# Excerpt:

Wednesday, June 29, 2011

This Month's ~Current~ (Bad Indians + ARBCO)

From this month's Ann Arbor Current

Sounds From Big (and Small) Rooms~ Having Fun with Bad Indians’ new music and the ARBCO Co-Op

I’m always apprehensive about such phrases as: “new favorite (band),” but damn it all if I hadn’t said the same thing about Ypsi’s Bad Indians.


The thing is, I said that sensationally dubious phrase almost six months ago and, still, I return to the serrated shimmy and reverb-roiled tumbles and drives of their Don’t Hang That (On Me) cassette album on a regular basis. Which is heartening, firstly because it seems so many “new favorites” fail to stick-to-the-wall in the impermanence of the internet-music-world; secondly because I’ve gotten a chance to establish a reference point for their sonic sensibilities in time to dive into their next vision-quest, Sounds from the Big Room (currently available online, and at Café Ollie’s Ypsi Music Shelf

“We really aren’t a punk band,” said singer/guitarist Jules Nehring, “but I guess we’ve got some punk songs.” If anyone asks? Bad Indians are rock n’ roll. (myspace.com/badindians)

The thing is, each member, Autumn Wetli—drums/vocals, Erin Davis—bass/vocals and Ian Lannen—guitar/vocals, Morgan Morel--keys,) contributes to the songwriting process, each bringing their own approach and their own influences. Thus, their coalescing sound arches from swirling, scorched psychedelia, to spookily fuzzed-out blues, to deluges of reverb and hazy vox serenades mutating garage rock with bubble-gum pop.

# Dataset:
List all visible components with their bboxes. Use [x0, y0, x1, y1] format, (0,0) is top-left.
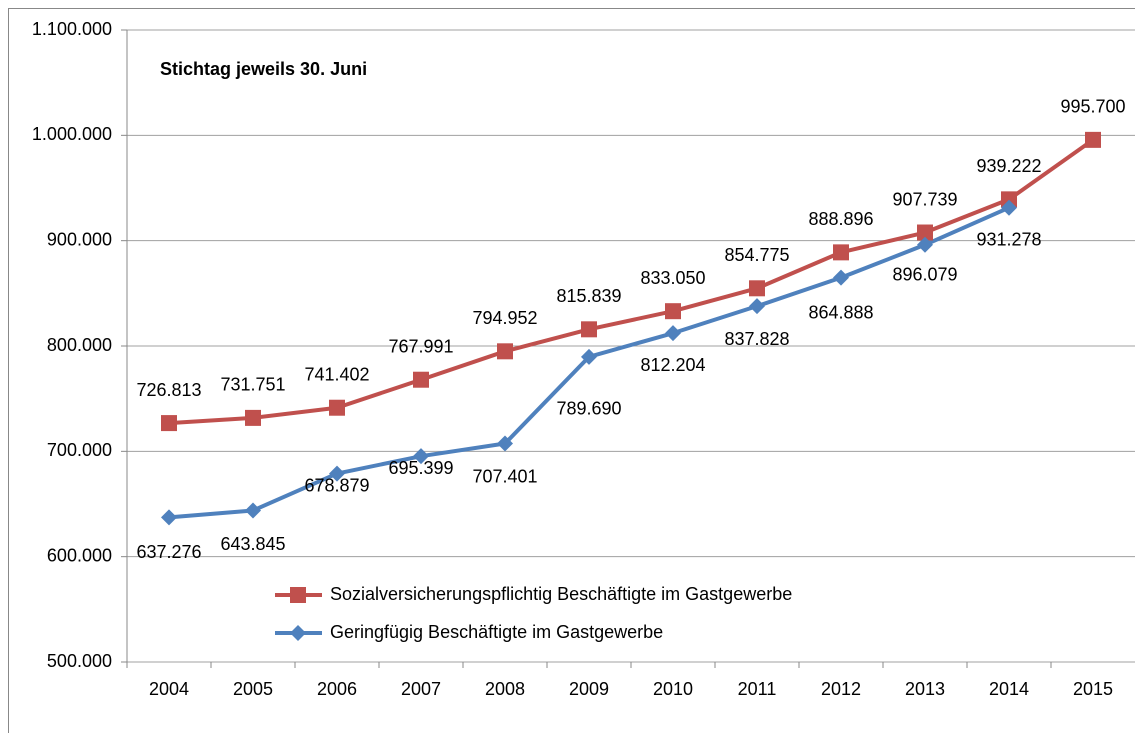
marker — [581, 348, 597, 365]
data-label: 731.751 — [220, 375, 285, 395]
data-label: 939.222 — [976, 156, 1041, 176]
data-label: 907.739 — [892, 189, 957, 209]
data-label: 812.204 — [640, 355, 705, 375]
x-tick-label: 2004 — [149, 679, 189, 699]
marker — [290, 587, 306, 603]
marker — [497, 343, 513, 360]
y-tick-label: 1.100.000 — [32, 19, 112, 39]
marker — [833, 244, 849, 261]
marker — [290, 625, 306, 641]
marker — [917, 236, 933, 253]
x-tick-label: 2009 — [569, 679, 609, 699]
series-line — [168, 138, 1095, 426]
data-label: 643.845 — [220, 534, 285, 554]
marker — [1085, 131, 1101, 148]
data-label: 794.952 — [472, 308, 537, 328]
marker — [413, 371, 429, 388]
marker — [245, 502, 261, 519]
data-label: 896.079 — [892, 265, 957, 285]
data-label: 854.775 — [724, 245, 789, 265]
y-tick-label: 900.000 — [47, 229, 112, 249]
y-tick-label: 600.000 — [47, 545, 112, 565]
x-tick-label: 2008 — [485, 679, 525, 699]
data-label: 888.896 — [808, 209, 873, 229]
data-label: 767.991 — [388, 336, 453, 356]
data-label: 931.278 — [976, 229, 1041, 249]
marker — [413, 448, 429, 465]
x-tick-label: 2012 — [821, 679, 861, 699]
x-tick-label: 2011 — [738, 679, 777, 699]
legend-label: Geringfügig Beschäftigte im Gastgewerbe — [330, 622, 663, 642]
marker — [1001, 191, 1017, 208]
chart-title: Stichtag jeweils 30. Juni — [160, 59, 367, 79]
marker — [161, 509, 177, 526]
data-label: 726.813 — [136, 380, 201, 400]
marker — [665, 325, 681, 342]
marker — [749, 280, 765, 297]
data-label: 864.888 — [808, 302, 873, 322]
x-tick-label: 2005 — [233, 679, 273, 699]
data-label: 789.690 — [556, 399, 621, 419]
data-label: 637.276 — [136, 542, 201, 562]
y-tick-label: 800.000 — [47, 335, 112, 355]
marker — [329, 399, 345, 416]
data-label: 741.402 — [304, 364, 369, 384]
marker — [665, 303, 681, 320]
data-label: 833.050 — [640, 268, 705, 288]
y-tick-label: 1.000.000 — [32, 124, 112, 144]
marker — [245, 409, 261, 426]
marker — [497, 435, 513, 452]
data-label: 678.879 — [304, 475, 369, 495]
marker — [329, 465, 345, 482]
marker — [1001, 199, 1017, 216]
data-label: 995.700 — [1060, 97, 1125, 117]
x-tick-label: 2015 — [1073, 679, 1113, 699]
x-tick-label: 2014 — [989, 679, 1029, 699]
frame — [8, 8, 1135, 733]
marker — [917, 224, 933, 241]
y-tick-label: 700.000 — [47, 440, 112, 460]
y-tick-label: 500.000 — [47, 651, 112, 671]
marker — [161, 415, 177, 432]
marker — [581, 321, 597, 338]
data-label: 707.401 — [472, 466, 537, 486]
legend-label: Sozialversicherungspflichtig Beschäftigt… — [330, 584, 792, 604]
x-tick-label: 2006 — [317, 679, 357, 699]
data-label: 837.828 — [724, 329, 789, 349]
x-tick-label: 2013 — [905, 679, 945, 699]
data-label: 815.839 — [556, 286, 621, 306]
x-tick-label: 2007 — [401, 679, 441, 699]
data-label: 695.399 — [388, 458, 453, 478]
marker — [833, 269, 849, 286]
x-tick-label: 2010 — [653, 679, 693, 699]
marker — [749, 298, 765, 315]
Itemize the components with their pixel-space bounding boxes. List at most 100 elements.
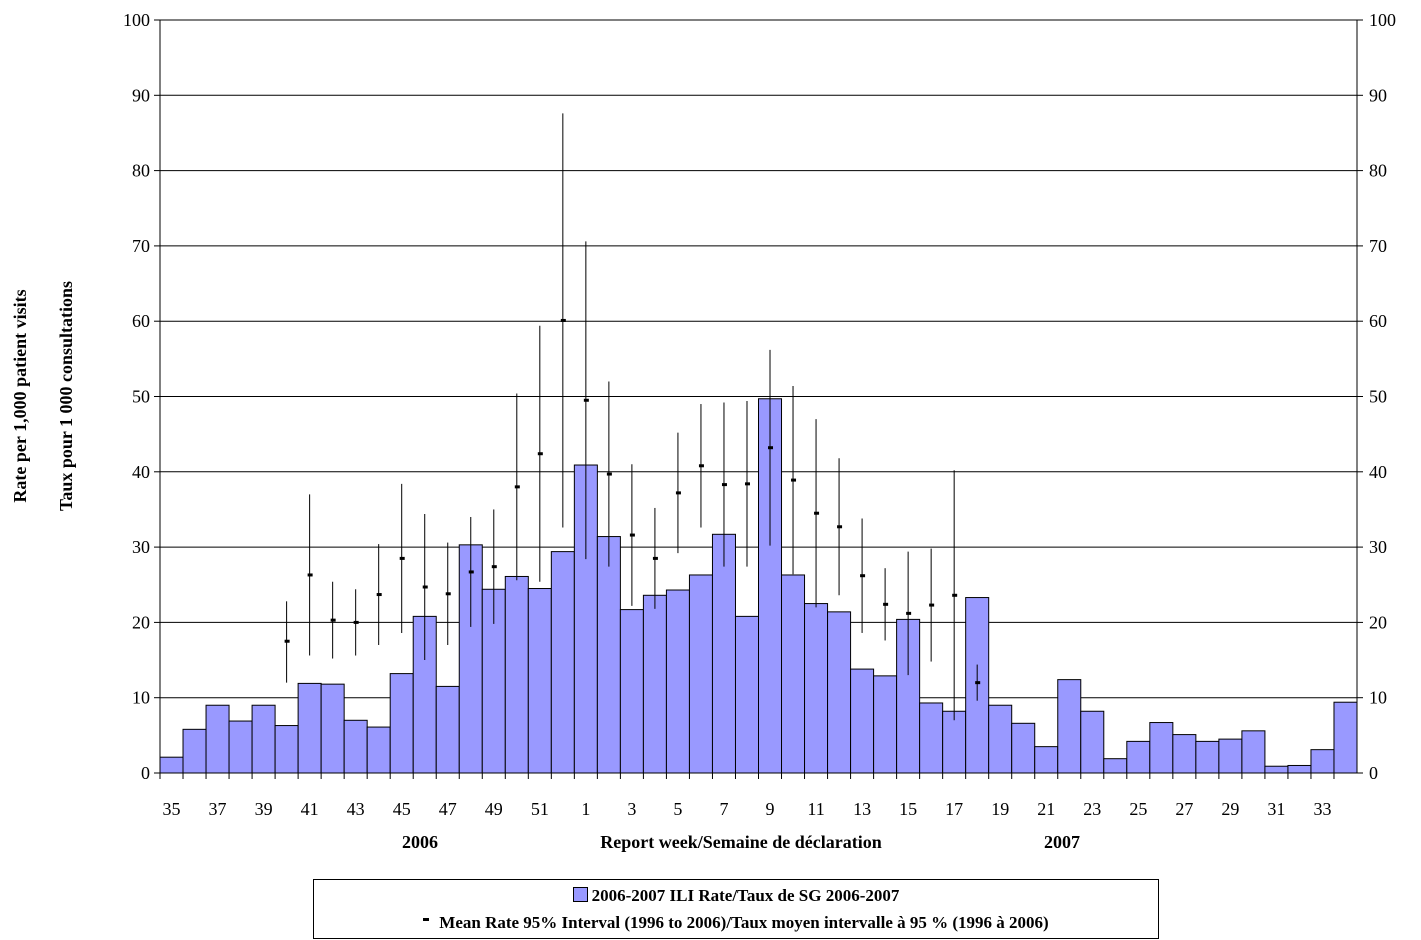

# Tasks to perform:
1. According to the Bad Indians review, why does the writer find it heartening to still be playing the cassette album months later?
2. In the Bad Indians review, swap "apprehensive" for "wary" in the part starting with "Sounds From Big" and going on through "Ypsi’s Bad Indians.".

# Solutions:
1. First, so many "new favorites" fail to stick in the fleeting internet music world. Second, it gave the writer a reference point for the band's sound in time to dive into their next album, Sounds from the Big Room.

2.
Sounds From Big (and Small) Rooms~ Having Fun with Bad Indians’ new music and the ARBCO Co-Op

I’m always wary about such phrases as: “new favorite (band),” but damn it all if I hadn’t said the same thing about Ypsi’s Bad Indians.